Required task >> Every line must be returned precisely as it is written.

Data for the task >>

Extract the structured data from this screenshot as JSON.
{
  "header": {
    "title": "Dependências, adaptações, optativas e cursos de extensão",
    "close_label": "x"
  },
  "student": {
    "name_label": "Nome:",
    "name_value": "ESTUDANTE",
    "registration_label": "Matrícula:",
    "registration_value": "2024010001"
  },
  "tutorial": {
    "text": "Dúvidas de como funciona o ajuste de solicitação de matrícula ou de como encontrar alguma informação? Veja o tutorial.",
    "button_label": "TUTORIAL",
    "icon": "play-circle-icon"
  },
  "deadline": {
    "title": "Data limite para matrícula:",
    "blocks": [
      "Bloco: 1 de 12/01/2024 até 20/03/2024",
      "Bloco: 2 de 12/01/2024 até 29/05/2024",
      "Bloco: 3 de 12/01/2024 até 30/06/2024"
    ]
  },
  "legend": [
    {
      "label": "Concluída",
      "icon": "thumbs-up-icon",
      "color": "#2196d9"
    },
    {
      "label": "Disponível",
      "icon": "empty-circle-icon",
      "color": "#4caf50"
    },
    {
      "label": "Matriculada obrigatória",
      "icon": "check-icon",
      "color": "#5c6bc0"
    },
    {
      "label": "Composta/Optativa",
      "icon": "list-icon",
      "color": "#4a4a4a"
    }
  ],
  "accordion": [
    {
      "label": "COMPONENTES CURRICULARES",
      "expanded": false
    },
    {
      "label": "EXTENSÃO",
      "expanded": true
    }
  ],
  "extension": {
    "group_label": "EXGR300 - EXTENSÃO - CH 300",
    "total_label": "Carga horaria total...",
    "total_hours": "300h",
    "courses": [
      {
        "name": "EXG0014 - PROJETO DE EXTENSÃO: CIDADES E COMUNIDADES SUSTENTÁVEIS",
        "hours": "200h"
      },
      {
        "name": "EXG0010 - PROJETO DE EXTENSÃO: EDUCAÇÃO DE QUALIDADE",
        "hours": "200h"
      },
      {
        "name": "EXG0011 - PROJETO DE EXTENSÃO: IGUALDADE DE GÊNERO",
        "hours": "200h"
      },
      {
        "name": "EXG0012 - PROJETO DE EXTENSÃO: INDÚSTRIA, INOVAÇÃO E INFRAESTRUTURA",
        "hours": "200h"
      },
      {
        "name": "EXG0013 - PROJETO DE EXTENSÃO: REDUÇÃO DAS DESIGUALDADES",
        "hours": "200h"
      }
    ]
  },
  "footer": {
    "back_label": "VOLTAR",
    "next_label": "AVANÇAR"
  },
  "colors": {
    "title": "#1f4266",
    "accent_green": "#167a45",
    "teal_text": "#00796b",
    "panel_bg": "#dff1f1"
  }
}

Answer for the task >>
Extract the structured data from this screenshot as JSON.
{
  "header": {
    "title": "Dependências, adaptações, optativas e cursos de extensão",
    "close_label": "x"
  },
  "student": {
    "name_label": "Nome:",
    "name_value": "ESTUDANTE",
    "registration_label": "Matrícula:",
    "registration_value": "2024010001"
  },
  "tutorial": {
    "text": "Dúvidas de como funciona o ajuste de solicitação de matrícula ou de como encontrar alguma informação? Veja o tutorial.",
    "button_label": "TUTORIAL",
    "icon": "play-circle-icon"
  },
  "deadline": {
    "title": "Data limite para matrícula:",
    "blocks": [
      "Bloco: 1 de 12/01/2024 até 20/03/2024",
      "Bloco: 2 de 12/01/2024 até 29/05/2024",
      "Bloco: 3 de 12/01/2024 até 30/06/2024"
    ]
  },
  "legend": [
    {
      "label": "Concluída",
      "icon": "thumbs-up-icon",
      "color": "#2196d9"
    },
    {
      "label": "Disponível",
      "icon": "empty-circle-icon",
      "color": "#4caf50"
    },
    {
      "label": "Matriculada obrigatória",
      "icon": "check-icon",
      "color": "#5c6bc0"
    },
    {
      "label": "Composta/Optativa",
      "icon": "list-icon",
      "color": "#4a4a4a"
    }
  ],
  "accordion": [
    {
      "label": "COMPONENTES CURRICULARES",
      "expanded": false
    },
    {
      "label": "EXTENSÃO",
      "expanded": true
    }
  ],
  "extension": {
    "group_label": "EXGR300 - EXTENSÃO - CH 300",
    "total_label": "Carga horaria total...",
    "total_hours": "300h",
    "courses": [
      {
        "name": "EXG0014 - PROJETO DE EXTENSÃO: CIDADES E COMUNIDADES SUSTENTÁVEIS",
        "hours": "200h"
      },
      {
        "name": "EXG0010 - PROJETO DE EXTENSÃO: EDUCAÇÃO DE QUALIDADE",
        "hours": "200h"
      },
      {
        "name": "EXG0011 - PROJETO DE EXTENSÃO: IGUALDADE DE GÊNERO",
        "hours": "200h"
      },
      {
        "name": "EXG0012 - PROJETO DE EXTENSÃO: INDÚSTRIA, INOVAÇÃO E INFRAESTRUTURA",
        "hours": "200h"
      },
      {
        "name": "EXG0013 - PROJETO DE EXTENSÃO: REDUÇÃO DAS DESIGUALDADES",
        "hours": "200h"
      }
    ]
  },
  "footer": {
    "back_label": "VOLTAR",
    "next_label": "AVANÇAR"
  },
  "colors": {
    "title": "#1f4266",
    "accent_green": "#167a45",
    "teal_text": "#00796b",
    "panel_bg": "#dff1f1"
  }
}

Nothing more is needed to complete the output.